Exercise directions:
Copy the stretch from the line containing "chart-source: SOURCE: TRADINGECONOMICS.COM" through the line containing "343, 758, 360]". Replace every "y-tick-label" in it with "y-axis-tick" and keep everything else the same.
- - -
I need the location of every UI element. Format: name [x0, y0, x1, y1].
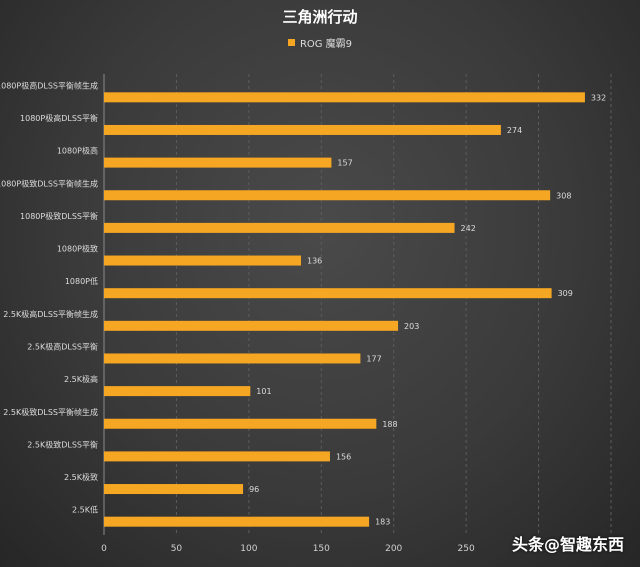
bar: [104, 418, 377, 429]
bar: [104, 386, 251, 397]
bar: [104, 222, 455, 233]
value-label: 203: [404, 322, 419, 331]
chart-legend: ROG 魔霸9: [0, 35, 640, 50]
category-label: 1080P极致DLSS平衡: [20, 211, 98, 221]
value-label: 332: [591, 93, 606, 102]
category-label: 2.5K极致DLSS平衡: [27, 439, 98, 449]
bar: [104, 451, 330, 462]
category-label: 2.5K极致DLSS平衡帧生成: [3, 407, 98, 417]
value-label: 96: [249, 485, 259, 494]
category-label: 1080P极致DLSS平衡帧生成: [0, 178, 98, 188]
category-label: 2.5K极高DLSS平衡帧生成: [3, 309, 98, 319]
category-label: 1080P极高: [57, 146, 98, 156]
bar: [104, 516, 370, 527]
value-label: 274: [507, 126, 522, 135]
value-label: 183: [375, 518, 390, 527]
bar: [104, 484, 244, 495]
category-label: 2.5K低: [72, 505, 98, 515]
x-tick-label: 100: [240, 544, 257, 554]
x-tick-label: 250: [458, 544, 475, 554]
value-label: 156: [336, 452, 351, 461]
value-label: 308: [556, 191, 571, 200]
category-label: 1080P极高DLSS平衡帧生成: [0, 80, 98, 90]
x-tick-label: 50: [171, 544, 183, 554]
category-label: 1080P极高DLSS平衡: [20, 113, 98, 123]
category-label: 1080P极致: [57, 244, 98, 254]
bar: [104, 320, 399, 331]
category-label: 2.5K极高: [64, 374, 98, 384]
value-label: 101: [256, 387, 271, 396]
x-tick-label: 150: [313, 544, 330, 554]
bar: [104, 255, 302, 266]
category-label: 2.5K极致: [64, 472, 98, 482]
x-tick-label: 0: [101, 544, 107, 554]
bar: [104, 288, 552, 299]
category-label: 2.5K极高DLSS平衡: [27, 341, 98, 351]
category-label: 1080P低: [65, 276, 98, 286]
bar: [104, 92, 585, 103]
bar: [104, 190, 551, 201]
value-label: 309: [558, 289, 573, 298]
value-label: 136: [307, 257, 322, 266]
legend-swatch: [287, 39, 295, 46]
value-label: 242: [461, 224, 476, 233]
value-label: 177: [366, 354, 381, 363]
legend-label: ROG 魔霸9: [299, 39, 353, 50]
bar: [104, 353, 361, 364]
value-label: 188: [382, 420, 397, 429]
x-tick-label: 200: [385, 544, 402, 554]
bar: [104, 157, 332, 168]
bar: [104, 124, 501, 135]
watermark: 头条@智趣东西: [511, 535, 624, 554]
chart-title: 三角洲行动: [282, 8, 358, 26]
value-label: 157: [337, 159, 352, 168]
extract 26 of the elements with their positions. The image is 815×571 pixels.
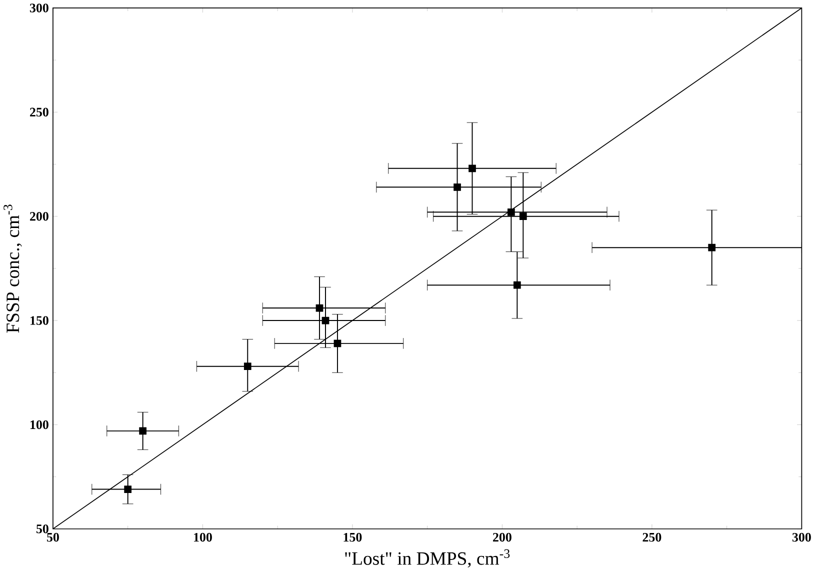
point xyxy=(708,244,716,252)
point xyxy=(334,340,342,348)
point xyxy=(508,208,515,216)
point xyxy=(244,362,252,370)
y-tick-label: 50 xyxy=(36,524,48,534)
x-tick-label: 200 xyxy=(493,532,512,542)
y-tick-label: 200 xyxy=(30,212,48,221)
x-tick-label: 250 xyxy=(642,532,662,542)
x-tick-label: 100 xyxy=(194,532,212,542)
y-tick-label: 100 xyxy=(30,420,48,430)
x-tick-label: 300 xyxy=(792,532,811,542)
point xyxy=(124,486,132,493)
point xyxy=(468,164,476,172)
point xyxy=(139,427,146,435)
y-axis-title: FSSP conc., cm$^{-3}$ xyxy=(4,204,22,333)
point xyxy=(519,212,527,220)
x-tick-label: 50 xyxy=(47,532,59,542)
point xyxy=(454,183,461,191)
y-tick-label: 250 xyxy=(30,108,48,116)
point xyxy=(513,281,521,289)
y-tick-label: 300 xyxy=(30,4,48,12)
y-tick-label: 150 xyxy=(30,316,48,325)
x-axis-title: "Lost" in DMPS, cm$^{-3}$ xyxy=(345,549,510,568)
x-tick-label: 150 xyxy=(344,532,362,542)
point xyxy=(316,304,324,312)
point xyxy=(322,316,330,324)
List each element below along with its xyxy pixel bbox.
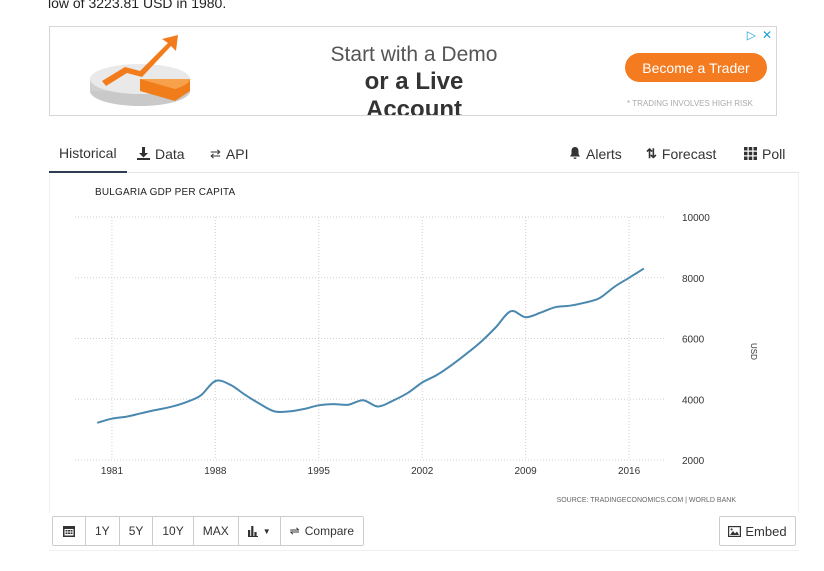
chart-source: SOURCE: TRADINGECONOMICS.COM | WORLD BAN…	[557, 497, 737, 504]
range-1y-button[interactable]: 1Y	[86, 517, 120, 545]
chart-tabs: Historical Data ⇄ API Alerts ⇅ Forecast …	[49, 135, 799, 173]
exchange-icon: ⇄	[210, 145, 221, 161]
tab-api-label: API	[225, 145, 249, 162]
x-tick-label: 2016	[618, 466, 641, 477]
ad-banner[interactable]: Start with a Demo or a Live Account Beco…	[49, 26, 777, 116]
range-max-button[interactable]: MAX	[193, 517, 239, 545]
tab-data[interactable]: Data	[137, 135, 185, 172]
divider	[49, 550, 799, 551]
x-tick-label: 2002	[411, 466, 434, 477]
x-axis-ticks: 1981 1988 1995 2002 2009 2016	[101, 466, 641, 477]
bell-icon	[570, 147, 580, 159]
y-tick-label: 6000	[682, 335, 705, 346]
gdp-chart[interactable]: BULGARIA GDP PER CAPITA 2000 4000 6000 8000…	[49, 173, 799, 513]
tab-api[interactable]: ⇄ API	[210, 135, 248, 172]
bar-chart-icon	[247, 525, 258, 537]
embed-label: Embed	[745, 523, 787, 539]
x-tick-label: 1995	[308, 466, 331, 477]
shuffle-icon: ⇌	[289, 524, 300, 538]
y-tick-label: 4000	[682, 395, 705, 406]
compare-label: Compare	[304, 524, 355, 538]
y-tick-label: 10000	[682, 213, 710, 224]
ad-disclaimer: * TRADING INVOLVES HIGH RISK	[627, 99, 753, 108]
chart-series	[96, 267, 645, 424]
chart-svg: BULGARIA GDP PER CAPITA 2000 4000 6000 8000…	[75, 187, 758, 504]
grid-icon	[744, 147, 757, 160]
x-tick-label: 1988	[204, 466, 227, 477]
calendar-button[interactable]	[53, 517, 86, 545]
sort-arrows-icon: ⇅	[646, 145, 657, 161]
y-tick-label: 2000	[682, 456, 705, 467]
y-axis-label: USD	[749, 343, 758, 360]
tab-alerts-label: Alerts	[586, 145, 622, 162]
embed-button[interactable]: Embed	[719, 516, 796, 546]
tab-data-label: Data	[155, 145, 185, 162]
tab-poll-label: Poll	[762, 145, 786, 162]
become-trader-button[interactable]: Become a Trader	[625, 53, 767, 82]
tab-forecast-label: Forecast	[661, 145, 717, 162]
range-10y-button[interactable]: 10Y	[153, 517, 194, 545]
image-icon	[728, 525, 742, 537]
range-toolbar: 1Y 5Y 10Y MAX ▼ ⇌ Compare	[52, 516, 365, 546]
range-5y-button[interactable]: 5Y	[119, 517, 154, 545]
y-tick-label: 8000	[682, 274, 705, 285]
chart-grid	[75, 216, 666, 461]
ad-text: Start with a Demo or a Live Account	[314, 42, 514, 116]
intro-text: low of 3223.81 USD in 1980.	[48, 0, 227, 11]
chart-type-button[interactable]: ▼	[238, 517, 281, 545]
pie-chart-arrow-icon	[90, 35, 190, 106]
tab-forecast[interactable]: ⇅ Forecast	[646, 135, 716, 172]
ad-line-2: or a Live Account	[364, 68, 464, 116]
caret-down-icon: ▼	[262, 526, 271, 536]
download-icon	[137, 147, 150, 160]
y-axis-ticks: 2000 4000 6000 8000 10000	[682, 213, 710, 467]
x-tick-label: 2009	[515, 466, 538, 477]
chart-title: BULGARIA GDP PER CAPITA	[95, 187, 236, 198]
ad-choices-icon[interactable]: ▷	[746, 28, 756, 42]
compare-button[interactable]: ⇌ Compare	[280, 517, 364, 545]
tab-alerts[interactable]: Alerts	[569, 135, 622, 172]
tab-poll[interactable]: Poll	[744, 135, 785, 172]
close-icon[interactable]: ✕	[761, 28, 772, 42]
calendar-icon	[63, 526, 75, 537]
ad-line-1: Start with a Demo	[330, 43, 498, 66]
tab-historical[interactable]: Historical	[49, 135, 127, 173]
tab-historical-label: Historical	[59, 145, 117, 161]
gdp-series-line[interactable]	[96, 267, 645, 424]
x-tick-label: 1981	[101, 466, 124, 477]
ad-choices[interactable]: ▷ ✕	[747, 28, 772, 42]
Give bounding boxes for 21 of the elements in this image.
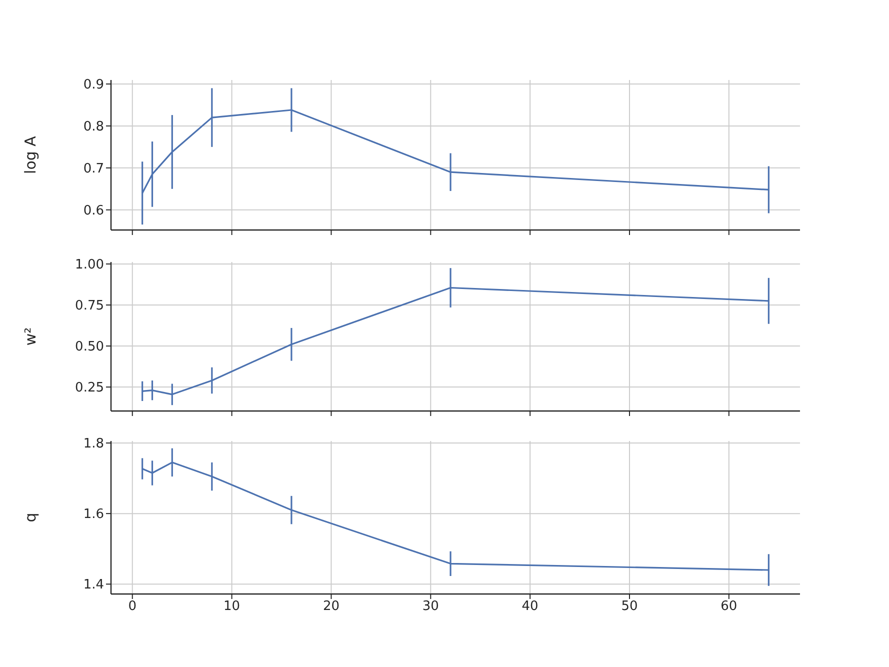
x-tick-label: 10	[224, 599, 240, 614]
y-tick-label: 1.8	[83, 436, 104, 452]
y-tick-label: 0.25	[75, 380, 104, 396]
y-tick-label: 0.6	[83, 203, 104, 218]
y-tick-label: 0.8	[83, 120, 104, 135]
x-tick-label: 60	[720, 599, 738, 614]
y-tick-label: 1.00	[75, 258, 104, 273]
y-tick-label: 0.7	[83, 162, 104, 177]
x-tick-label: 50	[621, 599, 638, 614]
y-tick-label: 1.4	[83, 578, 104, 593]
y-axis-title: log A	[21, 135, 40, 174]
x-tick-label: 20	[322, 599, 340, 614]
y-axis-title: q	[21, 512, 40, 522]
y-tick-label: 0.9	[83, 78, 104, 93]
y-axis-title: w²	[21, 327, 40, 346]
x-tick-label: 30	[422, 599, 439, 614]
x-tick-label: 0	[128, 599, 137, 614]
y-tick-label: 0.75	[75, 298, 104, 314]
y-tick-label: 0.50	[75, 340, 104, 355]
y-tick-label: 1.6	[83, 507, 104, 522]
x-tick-label: 40	[522, 599, 538, 614]
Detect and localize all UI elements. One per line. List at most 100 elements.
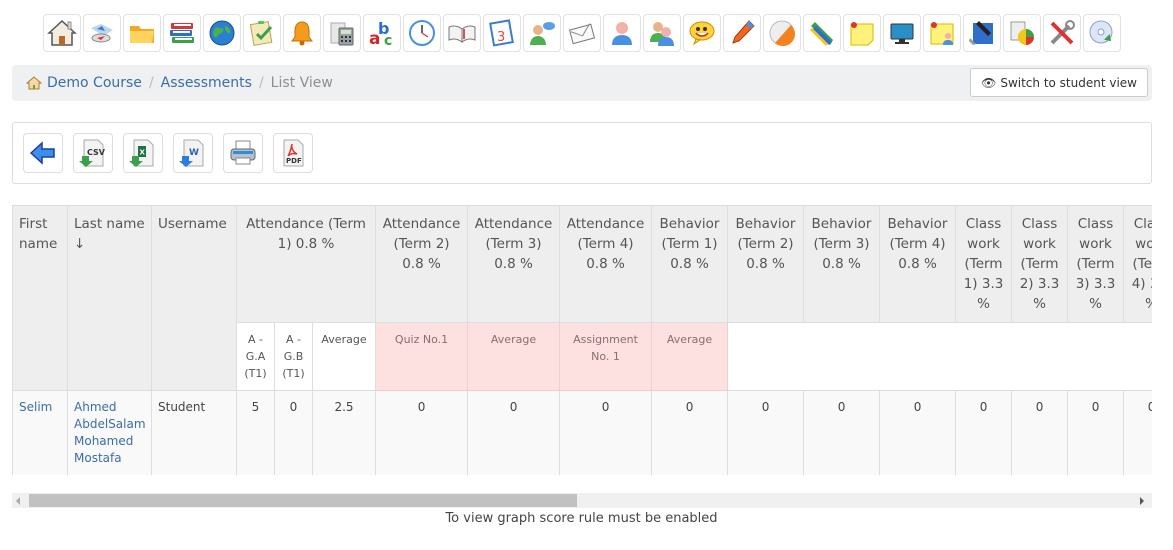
- - -
Output of the task:
chart-source: SOURCE: TRADINGECONOMICS.COM | WORLD BAN…	[557, 497, 737, 504]
range-1y-button[interactable]: 1Y	[86, 517, 120, 545]
chart-tabs: Historical Data ⇄ API Alerts ⇅ Forecast …	[49, 135, 799, 173]
exchange-icon: ⇄	[210, 145, 221, 161]
tab-api-label: API	[225, 145, 249, 162]
x-tick-label: 2016	[618, 466, 641, 477]
ad-banner[interactable]: Start with a Demo or a Live Account Beco…	[49, 26, 777, 116]
range-max-button[interactable]: MAX	[193, 517, 239, 545]
tab-data[interactable]: Data	[137, 135, 185, 172]
divider	[49, 550, 799, 551]
x-tick-label: 2002	[411, 466, 434, 477]
x-axis-ticks: 1981 1988 1995 2002 2009 2016	[101, 466, 641, 477]
bell-icon	[570, 147, 580, 159]
y-axis-tick: 6000	[682, 335, 705, 346]
gdp-chart[interactable]: BULGARIA GDP PER CAPITA 2000 4000 6000 8000…	[49, 173, 799, 513]
tab-api[interactable]: ⇄ API	[210, 135, 248, 172]
bar-chart-icon	[247, 525, 258, 537]
embed-label: Embed	[745, 523, 787, 539]
x-tick-label: 1995	[308, 466, 331, 477]
shuffle-icon: ⇌	[289, 524, 300, 538]
y-axis-tick: 4000	[682, 395, 705, 406]
compare-label: Compare	[304, 524, 355, 538]
y-axis-tick: 10000	[682, 213, 710, 224]
ad-disclaimer: * TRADING INVOLVES HIGH RISK	[627, 99, 753, 108]
chart-series	[96, 267, 645, 424]
chart-svg: BULGARIA GDP PER CAPITA 2000 4000 6000 8000…	[75, 187, 758, 504]
grid-icon	[744, 147, 757, 160]
x-tick-label: 1988	[204, 466, 227, 477]
calendar-button[interactable]	[53, 517, 86, 545]
sort-arrows-icon: ⇅	[646, 145, 657, 161]
y-axis-tick: 2000	[682, 456, 705, 467]
y-axis-label: USD	[749, 343, 758, 360]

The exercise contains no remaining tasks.